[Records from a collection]
--------
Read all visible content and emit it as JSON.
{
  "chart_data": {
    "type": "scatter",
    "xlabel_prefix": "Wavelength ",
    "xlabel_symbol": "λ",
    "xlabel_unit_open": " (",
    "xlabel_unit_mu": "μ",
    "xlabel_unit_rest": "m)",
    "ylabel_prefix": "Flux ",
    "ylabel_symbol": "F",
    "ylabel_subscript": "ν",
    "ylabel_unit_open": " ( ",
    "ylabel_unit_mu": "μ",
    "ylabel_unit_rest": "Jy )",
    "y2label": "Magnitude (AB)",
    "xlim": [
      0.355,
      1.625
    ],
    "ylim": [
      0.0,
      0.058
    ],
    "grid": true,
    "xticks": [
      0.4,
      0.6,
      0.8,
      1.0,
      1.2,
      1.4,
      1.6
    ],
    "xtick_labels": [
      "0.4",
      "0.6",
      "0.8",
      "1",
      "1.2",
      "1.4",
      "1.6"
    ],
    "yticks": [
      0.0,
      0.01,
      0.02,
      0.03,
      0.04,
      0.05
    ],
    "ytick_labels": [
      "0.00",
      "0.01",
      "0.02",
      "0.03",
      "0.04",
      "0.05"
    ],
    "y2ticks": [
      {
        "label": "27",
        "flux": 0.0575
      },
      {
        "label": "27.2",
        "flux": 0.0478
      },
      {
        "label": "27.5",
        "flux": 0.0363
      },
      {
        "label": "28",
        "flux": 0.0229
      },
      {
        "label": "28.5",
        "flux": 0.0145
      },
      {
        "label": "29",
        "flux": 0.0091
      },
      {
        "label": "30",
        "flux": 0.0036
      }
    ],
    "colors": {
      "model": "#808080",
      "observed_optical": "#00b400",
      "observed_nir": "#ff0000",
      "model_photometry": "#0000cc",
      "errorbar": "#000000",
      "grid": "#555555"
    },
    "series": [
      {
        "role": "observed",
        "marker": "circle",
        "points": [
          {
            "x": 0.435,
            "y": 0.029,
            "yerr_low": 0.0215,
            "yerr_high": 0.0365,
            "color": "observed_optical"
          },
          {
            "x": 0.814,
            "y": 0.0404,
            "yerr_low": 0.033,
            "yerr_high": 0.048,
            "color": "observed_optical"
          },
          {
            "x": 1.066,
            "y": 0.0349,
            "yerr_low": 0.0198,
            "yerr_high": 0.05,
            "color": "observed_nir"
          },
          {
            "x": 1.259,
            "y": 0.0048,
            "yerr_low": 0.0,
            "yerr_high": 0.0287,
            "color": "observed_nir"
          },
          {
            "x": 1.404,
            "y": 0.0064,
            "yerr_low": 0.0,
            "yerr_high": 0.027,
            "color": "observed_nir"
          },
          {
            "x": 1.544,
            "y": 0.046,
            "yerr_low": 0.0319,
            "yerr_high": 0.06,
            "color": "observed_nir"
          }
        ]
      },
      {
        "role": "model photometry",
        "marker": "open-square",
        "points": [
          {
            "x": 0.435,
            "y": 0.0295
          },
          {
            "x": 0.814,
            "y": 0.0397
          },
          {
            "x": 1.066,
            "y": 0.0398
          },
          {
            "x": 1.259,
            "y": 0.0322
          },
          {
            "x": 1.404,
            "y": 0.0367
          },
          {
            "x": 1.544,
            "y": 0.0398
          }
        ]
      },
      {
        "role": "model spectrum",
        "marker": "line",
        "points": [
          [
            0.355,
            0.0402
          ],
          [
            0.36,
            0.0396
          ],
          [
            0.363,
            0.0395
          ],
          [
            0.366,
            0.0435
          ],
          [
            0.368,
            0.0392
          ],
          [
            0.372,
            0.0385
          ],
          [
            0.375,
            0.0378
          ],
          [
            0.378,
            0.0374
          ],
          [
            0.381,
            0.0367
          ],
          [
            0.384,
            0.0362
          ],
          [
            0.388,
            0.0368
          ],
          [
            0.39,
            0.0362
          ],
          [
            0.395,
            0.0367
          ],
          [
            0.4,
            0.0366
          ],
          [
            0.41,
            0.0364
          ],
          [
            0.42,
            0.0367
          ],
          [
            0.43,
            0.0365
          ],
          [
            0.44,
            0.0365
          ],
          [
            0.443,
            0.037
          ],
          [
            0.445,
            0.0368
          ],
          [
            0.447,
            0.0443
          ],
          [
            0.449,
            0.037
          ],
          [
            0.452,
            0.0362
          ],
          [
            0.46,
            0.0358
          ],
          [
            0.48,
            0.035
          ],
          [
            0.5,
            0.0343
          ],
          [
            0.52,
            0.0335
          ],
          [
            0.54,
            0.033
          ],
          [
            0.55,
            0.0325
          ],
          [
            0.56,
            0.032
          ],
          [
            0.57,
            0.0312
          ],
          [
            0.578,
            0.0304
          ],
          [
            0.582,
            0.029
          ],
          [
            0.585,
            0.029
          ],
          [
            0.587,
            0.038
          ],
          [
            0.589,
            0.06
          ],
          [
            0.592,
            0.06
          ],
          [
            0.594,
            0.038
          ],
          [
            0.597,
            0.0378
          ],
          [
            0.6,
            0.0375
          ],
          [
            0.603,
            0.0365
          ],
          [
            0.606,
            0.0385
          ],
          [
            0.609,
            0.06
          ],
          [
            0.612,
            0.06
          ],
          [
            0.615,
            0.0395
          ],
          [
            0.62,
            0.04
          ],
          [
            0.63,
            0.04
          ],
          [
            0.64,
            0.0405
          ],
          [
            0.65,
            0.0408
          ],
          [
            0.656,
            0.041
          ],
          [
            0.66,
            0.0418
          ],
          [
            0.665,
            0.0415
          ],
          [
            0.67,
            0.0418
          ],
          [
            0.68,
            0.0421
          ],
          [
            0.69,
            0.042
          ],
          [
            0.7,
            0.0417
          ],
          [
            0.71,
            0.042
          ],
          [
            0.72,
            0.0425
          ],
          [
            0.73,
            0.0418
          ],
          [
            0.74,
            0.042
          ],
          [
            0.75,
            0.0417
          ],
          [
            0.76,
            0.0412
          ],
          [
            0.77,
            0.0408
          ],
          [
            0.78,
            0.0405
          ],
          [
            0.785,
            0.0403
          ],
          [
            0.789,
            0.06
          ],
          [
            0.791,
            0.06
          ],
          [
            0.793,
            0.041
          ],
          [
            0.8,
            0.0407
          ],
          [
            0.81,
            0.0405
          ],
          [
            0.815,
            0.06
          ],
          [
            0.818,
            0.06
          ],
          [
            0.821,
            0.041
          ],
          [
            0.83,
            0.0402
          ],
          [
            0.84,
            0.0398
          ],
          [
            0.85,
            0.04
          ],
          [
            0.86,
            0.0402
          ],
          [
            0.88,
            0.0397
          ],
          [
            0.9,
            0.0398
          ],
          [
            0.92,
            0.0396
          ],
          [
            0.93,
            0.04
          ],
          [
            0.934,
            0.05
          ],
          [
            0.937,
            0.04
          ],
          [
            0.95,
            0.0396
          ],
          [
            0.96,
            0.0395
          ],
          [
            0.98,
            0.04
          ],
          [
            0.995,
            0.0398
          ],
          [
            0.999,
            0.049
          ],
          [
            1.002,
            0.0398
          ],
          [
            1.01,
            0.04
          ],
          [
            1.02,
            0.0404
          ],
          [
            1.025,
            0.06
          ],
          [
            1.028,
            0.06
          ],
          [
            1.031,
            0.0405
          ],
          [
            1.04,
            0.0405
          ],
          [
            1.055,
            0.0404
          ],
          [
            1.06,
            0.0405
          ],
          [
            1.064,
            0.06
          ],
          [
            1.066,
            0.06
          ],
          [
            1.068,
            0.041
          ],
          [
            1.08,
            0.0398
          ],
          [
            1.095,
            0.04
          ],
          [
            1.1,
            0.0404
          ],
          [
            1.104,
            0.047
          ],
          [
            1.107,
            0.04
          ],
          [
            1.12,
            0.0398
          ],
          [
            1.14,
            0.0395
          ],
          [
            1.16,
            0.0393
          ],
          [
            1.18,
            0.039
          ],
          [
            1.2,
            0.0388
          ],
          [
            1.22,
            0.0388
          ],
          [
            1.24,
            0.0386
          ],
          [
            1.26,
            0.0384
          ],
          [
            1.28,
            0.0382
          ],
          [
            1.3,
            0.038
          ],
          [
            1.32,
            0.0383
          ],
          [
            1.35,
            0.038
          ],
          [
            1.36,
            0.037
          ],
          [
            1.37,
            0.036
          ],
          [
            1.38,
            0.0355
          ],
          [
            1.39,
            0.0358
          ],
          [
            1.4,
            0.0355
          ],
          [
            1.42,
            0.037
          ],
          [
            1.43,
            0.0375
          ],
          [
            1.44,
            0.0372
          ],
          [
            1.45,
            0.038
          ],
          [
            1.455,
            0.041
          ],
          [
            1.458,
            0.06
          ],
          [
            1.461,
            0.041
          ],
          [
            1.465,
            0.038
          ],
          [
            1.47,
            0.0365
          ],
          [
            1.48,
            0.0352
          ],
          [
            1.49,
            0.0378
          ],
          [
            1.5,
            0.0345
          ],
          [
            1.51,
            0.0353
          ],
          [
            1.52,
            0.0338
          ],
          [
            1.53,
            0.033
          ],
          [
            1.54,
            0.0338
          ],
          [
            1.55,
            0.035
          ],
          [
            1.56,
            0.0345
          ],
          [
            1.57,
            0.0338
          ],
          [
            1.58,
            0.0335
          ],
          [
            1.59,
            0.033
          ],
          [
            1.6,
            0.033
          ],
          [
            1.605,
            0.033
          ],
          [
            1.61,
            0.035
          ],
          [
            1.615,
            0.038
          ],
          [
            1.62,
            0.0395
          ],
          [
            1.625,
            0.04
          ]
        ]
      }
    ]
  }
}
--------
Given exercise: Your task is to pick out every line with the string "role" and copy it.

Correct result:
        "role": "observed",
        "role": "model photometry",
        "role": "model spectrum",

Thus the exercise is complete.